- _Description of the task_:
Wherever the string "data" shows up in a line, count that line. Give the total alone.
--- start Given information ---
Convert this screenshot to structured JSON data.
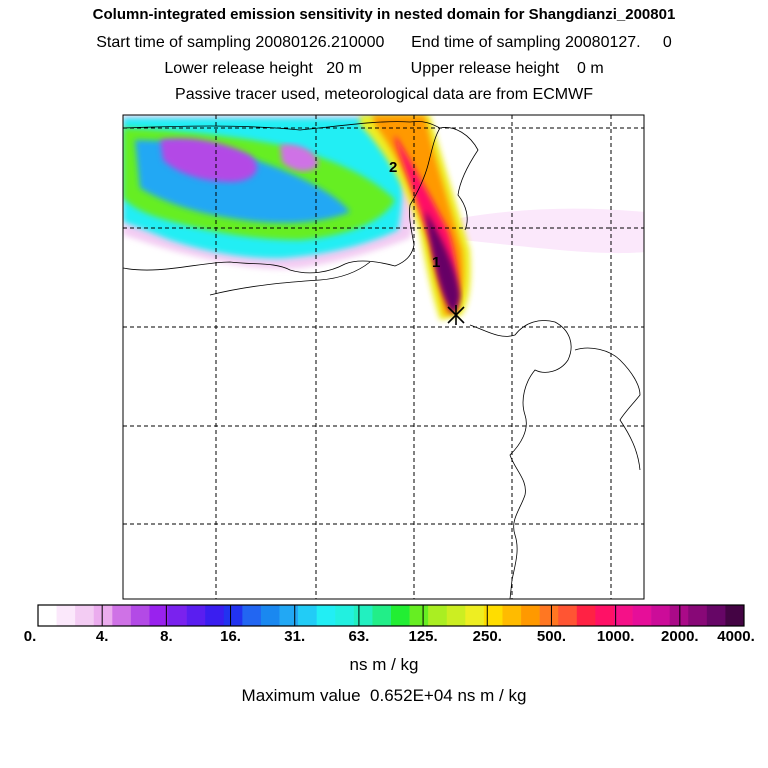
{
  "header": {
    "title": "Column-integrated emission sensitivity in nested domain for Shangdianzi_200801",
    "sampling": "Start time of sampling 20080126.210000      End time of sampling 20080127.     0",
    "release": "Lower release height   20 m           Upper release height    0 m",
    "tracer": "Passive tracer used, meteorological data are from ECMWF"
  },
  "map": {
    "labels": [
      {
        "text": "1",
        "name": "point-label-1"
      },
      {
        "text": "2",
        "name": "point-label-2"
      }
    ],
    "release_marker": "release-point-marker"
  },
  "colorbar": {
    "ticks": [
      "0.",
      "4.",
      "8.",
      "16.",
      "31.",
      "63.",
      "125.",
      "250.",
      "500.",
      "1000.",
      "2000.",
      "4000."
    ],
    "colors": [
      "#ffffff",
      "#fbe8fb",
      "#f3ccf3",
      "#ebacee",
      "#cf72e6",
      "#b34ae6",
      "#9922ee",
      "#7a22ee",
      "#5a1ef0",
      "#3a1ef0",
      "#2233f0",
      "#2266f2",
      "#1a88f0",
      "#22a8f4",
      "#22ccf6",
      "#22eef4",
      "#22f0e0",
      "#22f0c0",
      "#22ee88",
      "#22ee33",
      "#66ee22",
      "#aaee22",
      "#ccee22",
      "#eeee22",
      "#ffdd00",
      "#ffbb00",
      "#ff9900",
      "#ff7722",
      "#ff5533",
      "#ff2244",
      "#ff1166",
      "#f51188",
      "#e60e99",
      "#cc0c99",
      "#aa0a88",
      "#880877",
      "#660666",
      "#440444"
    ],
    "units": "ns m / kg"
  },
  "footer": {
    "max_value": "Maximum value  0.652E+04 ns m / kg"
  }
}
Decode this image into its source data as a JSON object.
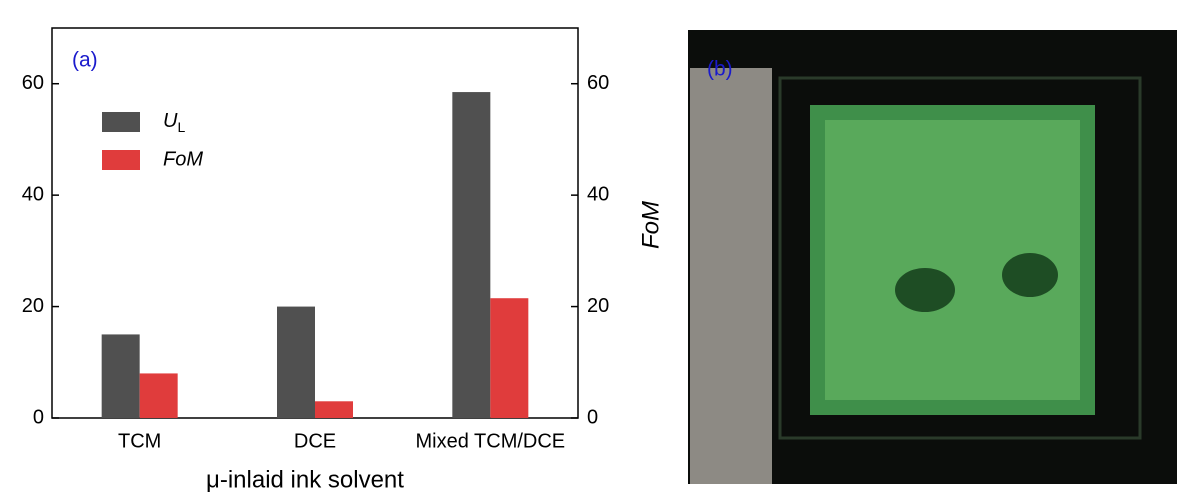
--- end Given information ---
- _Task solution_:
3